EXERCISE REQUIREMENTS
Write out the data below in full. Keep it exact.

========

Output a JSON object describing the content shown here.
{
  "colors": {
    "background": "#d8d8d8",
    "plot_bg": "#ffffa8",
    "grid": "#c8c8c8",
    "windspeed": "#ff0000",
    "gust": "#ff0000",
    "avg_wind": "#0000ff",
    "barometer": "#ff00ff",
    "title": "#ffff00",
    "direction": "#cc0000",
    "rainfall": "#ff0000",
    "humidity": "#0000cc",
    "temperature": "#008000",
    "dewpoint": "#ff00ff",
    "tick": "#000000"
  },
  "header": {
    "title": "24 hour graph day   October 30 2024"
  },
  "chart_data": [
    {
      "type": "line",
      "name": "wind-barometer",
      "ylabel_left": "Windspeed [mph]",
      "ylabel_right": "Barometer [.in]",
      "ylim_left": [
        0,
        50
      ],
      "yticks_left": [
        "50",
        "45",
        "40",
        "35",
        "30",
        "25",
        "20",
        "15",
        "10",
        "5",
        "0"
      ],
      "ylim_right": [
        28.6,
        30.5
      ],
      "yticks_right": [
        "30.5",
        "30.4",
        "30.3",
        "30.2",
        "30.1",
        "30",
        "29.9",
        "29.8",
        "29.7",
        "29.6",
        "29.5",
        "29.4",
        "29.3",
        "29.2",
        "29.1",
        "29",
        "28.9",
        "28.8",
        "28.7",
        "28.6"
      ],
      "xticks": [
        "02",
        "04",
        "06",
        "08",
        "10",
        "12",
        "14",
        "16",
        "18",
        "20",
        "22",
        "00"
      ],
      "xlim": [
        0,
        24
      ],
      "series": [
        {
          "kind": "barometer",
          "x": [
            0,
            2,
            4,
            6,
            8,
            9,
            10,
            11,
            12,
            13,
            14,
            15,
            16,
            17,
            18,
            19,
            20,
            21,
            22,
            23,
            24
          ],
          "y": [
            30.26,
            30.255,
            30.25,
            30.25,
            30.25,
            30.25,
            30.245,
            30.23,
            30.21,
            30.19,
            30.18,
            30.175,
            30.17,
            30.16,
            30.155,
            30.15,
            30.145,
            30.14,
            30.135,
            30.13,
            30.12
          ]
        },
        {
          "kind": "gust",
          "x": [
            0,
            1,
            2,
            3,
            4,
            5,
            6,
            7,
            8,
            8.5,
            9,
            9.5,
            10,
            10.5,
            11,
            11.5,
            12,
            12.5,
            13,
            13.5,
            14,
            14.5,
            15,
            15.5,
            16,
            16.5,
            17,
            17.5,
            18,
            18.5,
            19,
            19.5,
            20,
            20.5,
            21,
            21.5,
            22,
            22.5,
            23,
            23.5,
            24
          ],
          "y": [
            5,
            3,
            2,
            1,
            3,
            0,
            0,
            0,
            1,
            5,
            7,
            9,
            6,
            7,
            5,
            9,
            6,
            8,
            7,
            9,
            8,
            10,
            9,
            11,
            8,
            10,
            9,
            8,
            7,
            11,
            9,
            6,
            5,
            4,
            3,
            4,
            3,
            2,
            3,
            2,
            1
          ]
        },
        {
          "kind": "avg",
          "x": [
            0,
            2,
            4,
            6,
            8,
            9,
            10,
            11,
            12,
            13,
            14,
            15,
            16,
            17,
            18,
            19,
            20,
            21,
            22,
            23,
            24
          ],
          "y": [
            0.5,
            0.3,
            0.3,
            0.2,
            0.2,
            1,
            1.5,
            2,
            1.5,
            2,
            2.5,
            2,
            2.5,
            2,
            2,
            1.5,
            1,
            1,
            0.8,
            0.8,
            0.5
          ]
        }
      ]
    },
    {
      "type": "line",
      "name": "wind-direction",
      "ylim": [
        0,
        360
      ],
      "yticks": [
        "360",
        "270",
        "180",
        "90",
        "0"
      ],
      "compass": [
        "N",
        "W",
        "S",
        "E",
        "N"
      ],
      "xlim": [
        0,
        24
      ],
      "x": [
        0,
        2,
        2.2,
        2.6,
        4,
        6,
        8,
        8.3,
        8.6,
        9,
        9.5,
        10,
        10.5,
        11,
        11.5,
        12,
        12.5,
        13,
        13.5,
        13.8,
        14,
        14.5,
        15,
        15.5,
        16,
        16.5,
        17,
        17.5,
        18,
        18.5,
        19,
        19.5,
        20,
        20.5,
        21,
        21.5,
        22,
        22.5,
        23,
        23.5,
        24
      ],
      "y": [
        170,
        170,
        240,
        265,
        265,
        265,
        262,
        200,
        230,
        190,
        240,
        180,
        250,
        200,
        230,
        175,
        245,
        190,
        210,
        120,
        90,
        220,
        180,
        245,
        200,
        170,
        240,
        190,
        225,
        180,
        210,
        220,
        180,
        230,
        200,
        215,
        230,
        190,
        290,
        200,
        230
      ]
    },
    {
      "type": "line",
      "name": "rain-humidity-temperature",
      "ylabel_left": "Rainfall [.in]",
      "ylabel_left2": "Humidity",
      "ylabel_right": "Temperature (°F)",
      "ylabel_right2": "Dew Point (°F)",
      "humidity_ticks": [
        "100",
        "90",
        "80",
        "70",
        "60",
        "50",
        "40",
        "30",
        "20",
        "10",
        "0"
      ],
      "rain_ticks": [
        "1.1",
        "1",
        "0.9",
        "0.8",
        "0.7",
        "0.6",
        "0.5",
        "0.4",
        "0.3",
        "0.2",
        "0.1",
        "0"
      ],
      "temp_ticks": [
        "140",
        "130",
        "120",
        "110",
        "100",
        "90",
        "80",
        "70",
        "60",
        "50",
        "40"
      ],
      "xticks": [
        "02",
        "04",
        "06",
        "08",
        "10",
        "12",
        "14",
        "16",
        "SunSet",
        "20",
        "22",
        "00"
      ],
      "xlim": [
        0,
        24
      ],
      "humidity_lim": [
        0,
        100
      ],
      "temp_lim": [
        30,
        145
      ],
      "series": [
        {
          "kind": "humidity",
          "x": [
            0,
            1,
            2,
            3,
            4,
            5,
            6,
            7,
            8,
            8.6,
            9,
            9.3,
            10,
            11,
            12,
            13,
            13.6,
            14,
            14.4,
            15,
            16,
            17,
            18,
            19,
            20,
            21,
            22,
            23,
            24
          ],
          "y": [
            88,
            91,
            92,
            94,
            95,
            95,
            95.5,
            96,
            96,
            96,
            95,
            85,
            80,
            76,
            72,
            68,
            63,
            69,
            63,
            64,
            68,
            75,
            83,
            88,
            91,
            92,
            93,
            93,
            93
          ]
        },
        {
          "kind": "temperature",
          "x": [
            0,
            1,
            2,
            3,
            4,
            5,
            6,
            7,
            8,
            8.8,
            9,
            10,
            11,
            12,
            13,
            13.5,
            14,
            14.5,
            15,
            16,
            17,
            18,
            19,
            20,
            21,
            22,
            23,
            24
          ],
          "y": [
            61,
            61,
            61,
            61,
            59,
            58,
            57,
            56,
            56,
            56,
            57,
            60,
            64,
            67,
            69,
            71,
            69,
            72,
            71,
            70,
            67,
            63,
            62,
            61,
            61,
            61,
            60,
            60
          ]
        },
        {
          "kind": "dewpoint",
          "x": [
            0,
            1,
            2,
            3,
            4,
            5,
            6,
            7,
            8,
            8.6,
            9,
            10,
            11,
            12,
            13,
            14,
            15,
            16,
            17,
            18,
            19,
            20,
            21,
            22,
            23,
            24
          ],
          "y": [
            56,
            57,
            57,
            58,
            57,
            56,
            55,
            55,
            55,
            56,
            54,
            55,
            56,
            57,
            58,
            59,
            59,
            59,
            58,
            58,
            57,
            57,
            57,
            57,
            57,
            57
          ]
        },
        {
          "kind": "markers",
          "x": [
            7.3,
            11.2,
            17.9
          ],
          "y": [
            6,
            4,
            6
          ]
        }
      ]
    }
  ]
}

========

ANSWER TO THE TASK
Output a JSON object describing the content shown here.
{
  "colors": {
    "background": "#d8d8d8",
    "plot_bg": "#ffffa8",
    "grid": "#c8c8c8",
    "windspeed": "#ff0000",
    "gust": "#ff0000",
    "avg_wind": "#0000ff",
    "barometer": "#ff00ff",
    "title": "#ffff00",
    "direction": "#cc0000",
    "rainfall": "#ff0000",
    "humidity": "#0000cc",
    "temperature": "#008000",
    "dewpoint": "#ff00ff",
    "tick": "#000000"
  },
  "header": {
    "title": "24 hour graph day   October 30 2024"
  },
  "chart_data": [
    {
      "type": "line",
      "name": "wind-barometer",
      "ylabel_left": "Windspeed [mph]",
      "ylabel_right": "Barometer [.in]",
      "ylim_left": [
        0,
        50
      ],
      "yticks_left": [
        "50",
        "45",
        "40",
        "35",
        "30",
        "25",
        "20",
        "15",
        "10",
        "5",
        "0"
      ],
      "ylim_right": [
        28.6,
        30.5
      ],
      "yticks_right": [
        "30.5",
        "30.4",
        "30.3",
        "30.2",
        "30.1",
        "30",
        "29.9",
        "29.8",
        "29.7",
        "29.6",
        "29.5",
        "29.4",
        "29.3",
        "29.2",
        "29.1",
        "29",
        "28.9",
        "28.8",
        "28.7",
        "28.6"
      ],
      "xticks": [
        "02",
        "04",
        "06",
        "08",
        "10",
        "12",
        "14",
        "16",
        "18",
        "20",
        "22",
        "00"
      ],
      "xlim": [
        0,
        24
      ],
      "series": [
        {
          "kind": "barometer",
          "x": [
            0,
            2,
            4,
            6,
            8,
            9,
            10,
            11,
            12,
            13,
            14,
            15,
            16,
            17,
            18,
            19,
            20,
            21,
            22,
            23,
            24
          ],
          "y": [
            30.26,
            30.255,
            30.25,
            30.25,
            30.25,
            30.25,
            30.245,
            30.23,
            30.21,
            30.19,
            30.18,
            30.175,
            30.17,
            30.16,
            30.155,
            30.15,
            30.145,
            30.14,
            30.135,
            30.13,
            30.12
          ]
        },
        {
          "kind": "gust",
          "x": [
            0,
            1,
            2,
            3,
            4,
            5,
            6,
            7,
            8,
            8.5,
            9,
            9.5,
            10,
            10.5,
            11,
            11.5,
            12,
            12.5,
            13,
            13.5,
            14,
            14.5,
            15,
            15.5,
            16,
            16.5,
            17,
            17.5,
            18,
            18.5,
            19,
            19.5,
            20,
            20.5,
            21,
            21.5,
            22,
            22.5,
            23,
            23.5,
            24
          ],
          "y": [
            5,
            3,
            2,
            1,
            3,
            0,
            0,
            0,
            1,
            5,
            7,
            9,
            6,
            7,
            5,
            9,
            6,
            8,
            7,
            9,
            8,
            10,
            9,
            11,
            8,
            10,
            9,
            8,
            7,
            11,
            9,
            6,
            5,
            4,
            3,
            4,
            3,
            2,
            3,
            2,
            1
          ]
        },
        {
          "kind": "avg",
          "x": [
            0,
            2,
            4,
            6,
            8,
            9,
            10,
            11,
            12,
            13,
            14,
            15,
            16,
            17,
            18,
            19,
            20,
            21,
            22,
            23,
            24
          ],
          "y": [
            0.5,
            0.3,
            0.3,
            0.2,
            0.2,
            1,
            1.5,
            2,
            1.5,
            2,
            2.5,
            2,
            2.5,
            2,
            2,
            1.5,
            1,
            1,
            0.8,
            0.8,
            0.5
          ]
        }
      ]
    },
    {
      "type": "line",
      "name": "wind-direction",
      "ylim": [
        0,
        360
      ],
      "yticks": [
        "360",
        "270",
        "180",
        "90",
        "0"
      ],
      "compass": [
        "N",
        "W",
        "S",
        "E",
        "N"
      ],
      "xlim": [
        0,
        24
      ],
      "x": [
        0,
        2,
        2.2,
        2.6,
        4,
        6,
        8,
        8.3,
        8.6,
        9,
        9.5,
        10,
        10.5,
        11,
        11.5,
        12,
        12.5,
        13,
        13.5,
        13.8,
        14,
        14.5,
        15,
        15.5,
        16,
        16.5,
        17,
        17.5,
        18,
        18.5,
        19,
        19.5,
        20,
        20.5,
        21,
        21.5,
        22,
        22.5,
        23,
        23.5,
        24
      ],
      "y": [
        170,
        170,
        240,
        265,
        265,
        265,
        262,
        200,
        230,
        190,
        240,
        180,
        250,
        200,
        230,
        175,
        245,
        190,
        210,
        120,
        90,
        220,
        180,
        245,
        200,
        170,
        240,
        190,
        225,
        180,
        210,
        220,
        180,
        230,
        200,
        215,
        230,
        190,
        290,
        200,
        230
      ]
    },
    {
      "type": "line",
      "name": "rain-humidity-temperature",
      "ylabel_left": "Rainfall [.in]",
      "ylabel_left2": "Humidity",
      "ylabel_right": "Temperature (°F)",
      "ylabel_right2": "Dew Point (°F)",
      "humidity_ticks": [
        "100",
        "90",
        "80",
        "70",
        "60",
        "50",
        "40",
        "30",
        "20",
        "10",
        "0"
      ],
      "rain_ticks": [
        "1.1",
        "1",
        "0.9",
        "0.8",
        "0.7",
        "0.6",
        "0.5",
        "0.4",
        "0.3",
        "0.2",
        "0.1",
        "0"
      ],
      "temp_ticks": [
        "140",
        "130",
        "120",
        "110",
        "100",
        "90",
        "80",
        "70",
        "60",
        "50",
        "40"
      ],
      "xticks": [
        "02",
        "04",
        "06",
        "08",
        "10",
        "12",
        "14",
        "16",
        "SunSet",
        "20",
        "22",
        "00"
      ],
      "xlim": [
        0,
        24
      ],
      "humidity_lim": [
        0,
        100
      ],
      "temp_lim": [
        30,
        145
      ],
      "series": [
        {
          "kind": "humidity",
          "x": [
            0,
            1,
            2,
            3,
            4,
            5,
            6,
            7,
            8,
            8.6,
            9,
            9.3,
            10,
            11,
            12,
            13,
            13.6,
            14,
            14.4,
            15,
            16,
            17,
            18,
            19,
            20,
            21,
            22,
            23,
            24
          ],
          "y": [
            88,
            91,
            92,
            94,
            95,
            95,
            95.5,
            96,
            96,
            96,
            95,
            85,
            80,
            76,
            72,
            68,
            63,
            69,
            63,
            64,
            68,
            75,
            83,
            88,
            91,
            92,
            93,
            93,
            93
          ]
        },
        {
          "kind": "temperature",
          "x": [
            0,
            1,
            2,
            3,
            4,
            5,
            6,
            7,
            8,
            8.8,
            9,
            10,
            11,
            12,
            13,
            13.5,
            14,
            14.5,
            15,
            16,
            17,
            18,
            19,
            20,
            21,
            22,
            23,
            24
          ],
          "y": [
            61,
            61,
            61,
            61,
            59,
            58,
            57,
            56,
            56,
            56,
            57,
            60,
            64,
            67,
            69,
            71,
            69,
            72,
            71,
            70,
            67,
            63,
            62,
            61,
            61,
            61,
            60,
            60
          ]
        },
        {
          "kind": "dewpoint",
          "x": [
            0,
            1,
            2,
            3,
            4,
            5,
            6,
            7,
            8,
            8.6,
            9,
            10,
            11,
            12,
            13,
            14,
            15,
            16,
            17,
            18,
            19,
            20,
            21,
            22,
            23,
            24
          ],
          "y": [
            56,
            57,
            57,
            58,
            57,
            56,
            55,
            55,
            55,
            56,
            54,
            55,
            56,
            57,
            58,
            59,
            59,
            59,
            58,
            58,
            57,
            57,
            57,
            57,
            57,
            57
          ]
        },
        {
          "kind": "markers",
          "x": [
            7.3,
            11.2,
            17.9
          ],
          "y": [
            6,
            4,
            6
          ]
        }
      ]
    }
  ]
}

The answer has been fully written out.